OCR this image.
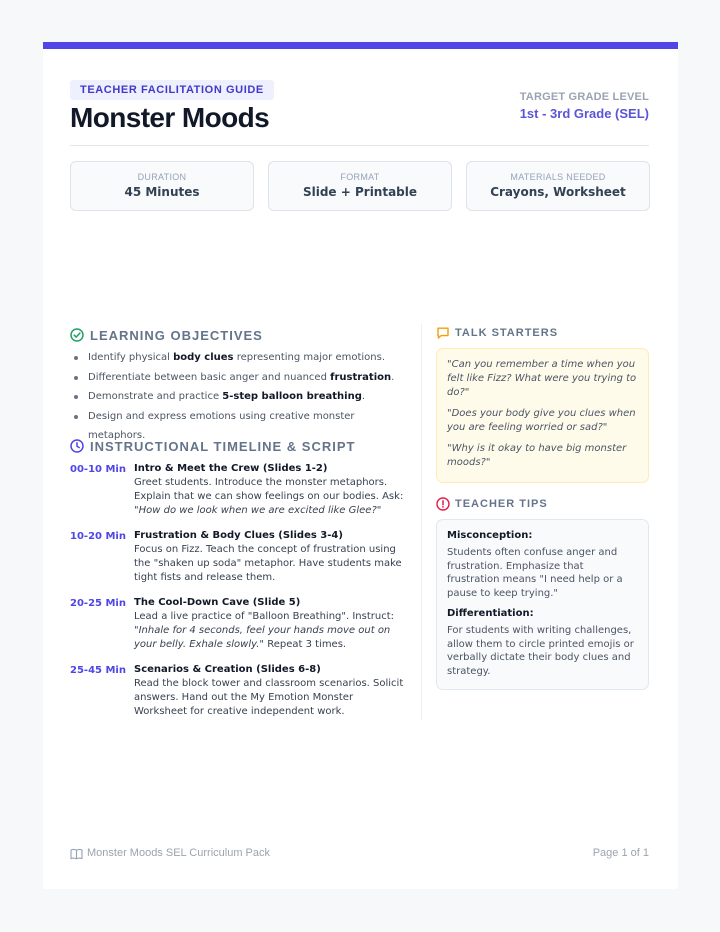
TEACHER FACILITATION GUIDE
Monster Moods
TARGET GRADE LEVEL
1st - 3rd Grade (SEL)
DURATION
45 Minutes
FORMAT
Slide + Printable
MATERIALS NEEDED
Crayons, Worksheet
LEARNING OBJECTIVES
Identify physical body clues representing major emotions.
Differentiate between basic anger and nuanced frustration.
Demonstrate and practice 5-step balloon breathing.
Design and express emotions using creative monster metaphors.
INSTRUCTIONAL TIMELINE & SCRIPT
00-10 Min Intro & Meet the Crew (Slides 1-2)
Greet students. Introduce the monster metaphors. Explain that we can show feelings on our bodies. Ask: "How do we look when we are excited like Glee?"
10-20 Min Frustration & Body Clues (Slides 3-4)
Focus on Fizz. Teach the concept of frustration using the "shaken up soda" metaphor. Have students make tight fists and release them.
20-25 Min The Cool-Down Cave (Slide 5)
Lead a live practice of "Balloon Breathing". Instruct: "Inhale for 4 seconds, feel your hands move out on your belly. Exhale slowly." Repeat 3 times.
25-45 Min Scenarios & Creation (Slides 6-8)
Read the block tower and classroom scenarios. Solicit answers. Hand out the My Emotion Monster Worksheet for creative independent work.
TALK STARTERS

"Can you remember a time when you felt like Fizz? What were you trying to do?"

"Does your body give you clues when you are feeling worried or sad?"

"Why is it okay to have big monster moods?"

TEACHER TIPS
Misconception:
Students often confuse anger and frustration. Emphasize that frustration means "I need help or a pause to keep trying."
Differentiation:
For students with writing challenges, allow them to circle printed emojis or verbally dictate their body clues and strategy.
Monster Moods SEL Curriculum Pack	Page 1 of 1
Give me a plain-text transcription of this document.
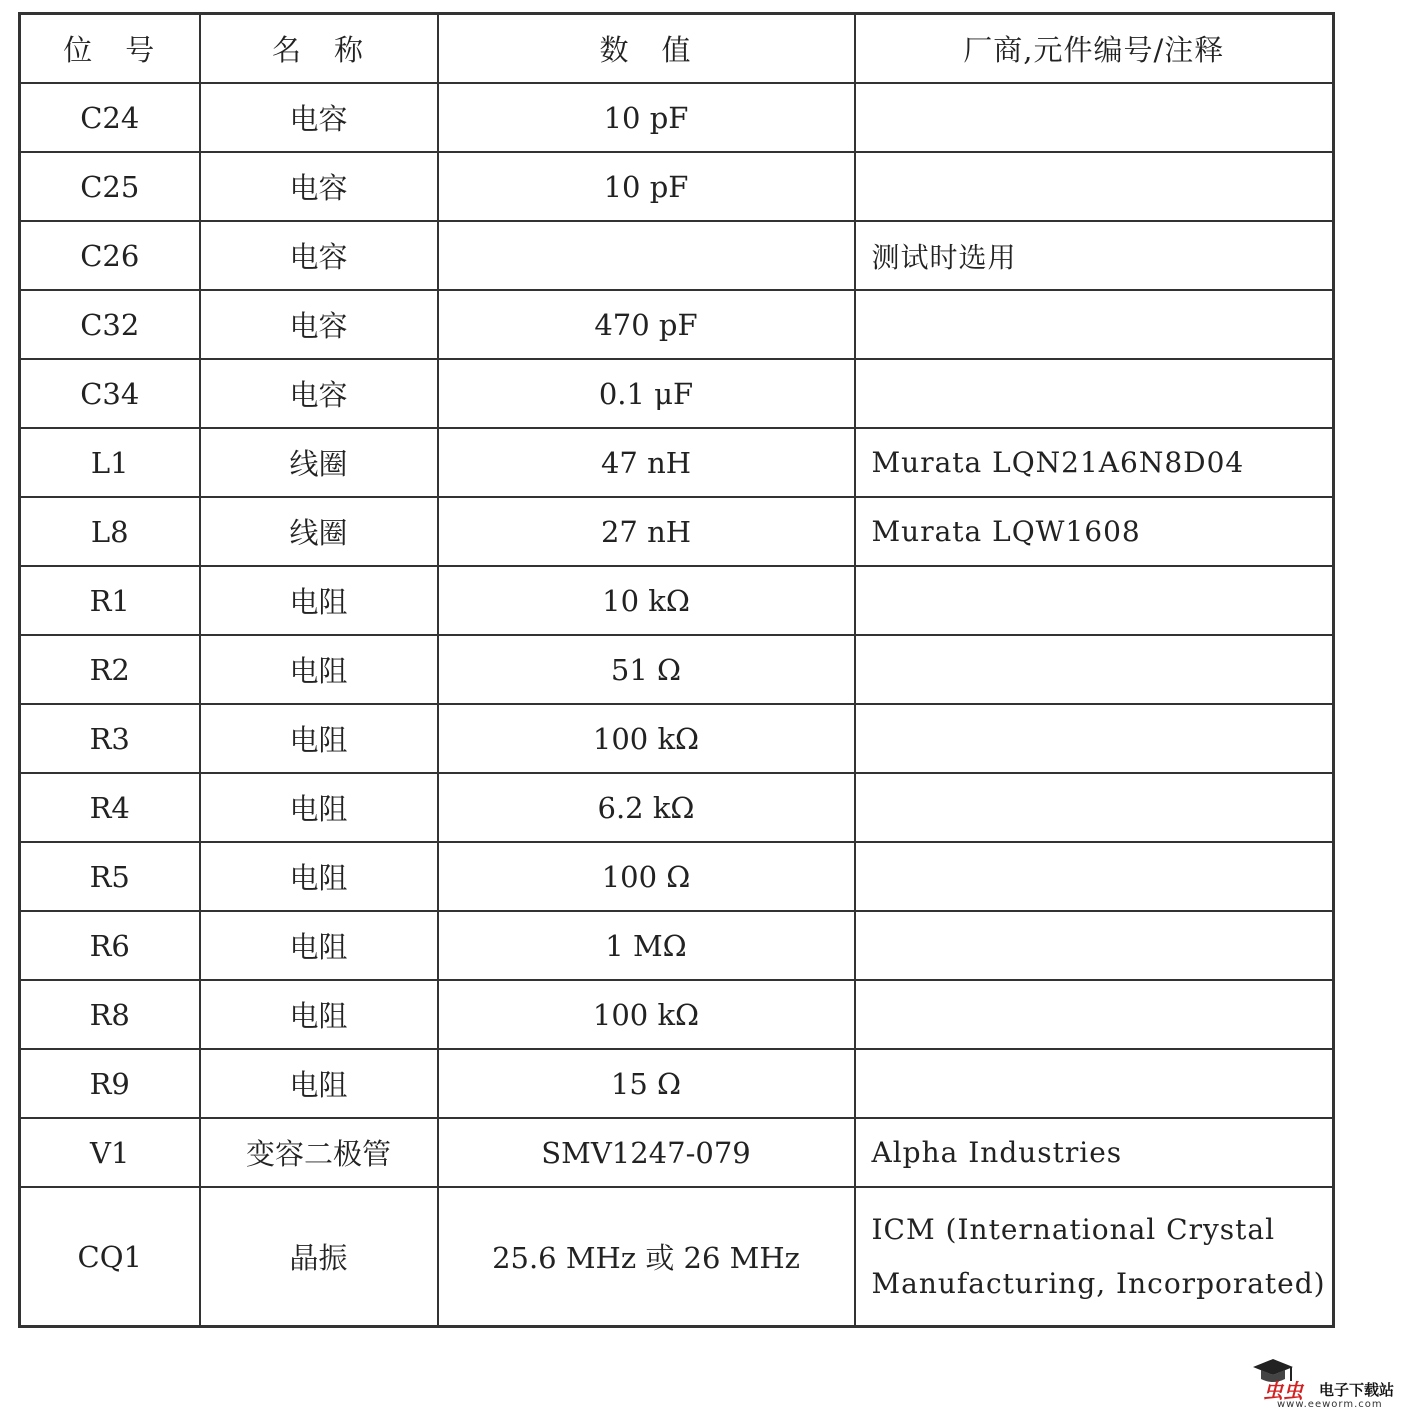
位　号	名　称	数　值	厂商,元件编号/注释
C24	电容	10 pF	
C25	电容	10 pF	
C26	电容		测试时选用
C32	电容	470 pF	
C34	电容	0.1 μF	
L1	线圈	47 nH	Murata LQN21A6N8D04
L8	线圈	27 nH	Murata LQW1608
R1	电阻	10 kΩ	
R2	电阻	51 Ω	
R3	电阻	100 kΩ	
R4	电阻	6.2 kΩ	
R5	电阻	100 Ω	
R6	电阻	1 MΩ	
R8	电阻	100 kΩ	
R9	电阻	15 Ω	
V1	变容二极管	SMV1247-079	Alpha Industries
CQ1	晶振	25.6 MHz 或 26 MHz	ICM (International Crystal
Manufacturing, Incorporated)
虫虫 电子下载站
www.eeworm.com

══════════════════════════════

Given exercise
Without the pictures, transcribe the listing above exactly.

Written solution
OCR this image.
TEACHER FACILITATION GUIDE
Monster Moods
TARGET GRADE LEVEL
1st - 3rd Grade (SEL)
DURATION
45 Minutes
FORMAT
Slide + Printable
MATERIALS NEEDED
Crayons, Worksheet
LEARNING OBJECTIVES
Identify physical body clues representing major emotions.
Differentiate between basic anger and nuanced frustration.
Demonstrate and practice 5-step balloon breathing.
Design and express emotions using creative monster metaphors.
INSTRUCTIONAL TIMELINE & SCRIPT
00-10 Min Intro & Meet the Crew (Slides 1-2)
Greet students. Introduce the monster metaphors. Explain that we can show feelings on our bodies. Ask: "How do we look when we are excited like Glee?"
10-20 Min Frustration & Body Clues (Slides 3-4)
Focus on Fizz. Teach the concept of frustration using the "shaken up soda" metaphor. Have students make tight fists and release them.
20-25 Min The Cool-Down Cave (Slide 5)
Lead a live practice of "Balloon Breathing". Instruct: "Inhale for 4 seconds, feel your hands move out on your belly. Exhale slowly." Repeat 3 times.
25-45 Min Scenarios & Creation (Slides 6-8)
Read the block tower and classroom scenarios. Solicit answers. Hand out the My Emotion Monster Worksheet for creative independent work.
TALK STARTERS

"Can you remember a time when you felt like Fizz? What were you trying to do?"

"Does your body give you clues when you are feeling worried or sad?"

"Why is it okay to have big monster moods?"

TEACHER TIPS
Misconception:
Students often confuse anger and frustration. Emphasize that frustration means "I need help or a pause to keep trying."
Differentiation:
For students with writing challenges, allow them to circle printed emojis or verbally dictate their body clues and strategy.
Monster Moods SEL Curriculum Pack	Page 1 of 1
Give me a plain-text transcription of this document.
位　号	名　称	数　值	厂商,元件编号/注释
C24	电容	10 pF	
C25	电容	10 pF	
C26	电容		测试时选用
C32	电容	470 pF	
C34	电容	0.1 μF	
L1	线圈	47 nH	Murata LQN21A6N8D04
L8	线圈	27 nH	Murata LQW1608
R1	电阻	10 kΩ	
R2	电阻	51 Ω	
R3	电阻	100 kΩ	
R4	电阻	6.2 kΩ	
R5	电阻	100 Ω	
R6	电阻	1 MΩ	
R8	电阻	100 kΩ	
R9	电阻	15 Ω	
V1	变容二极管	SMV1247-079	Alpha Industries
CQ1	晶振	25.6 MHz 或 26 MHz	ICM (International Crystal
Manufacturing, Incorporated)
虫虫 电子下载站
www.eeworm.com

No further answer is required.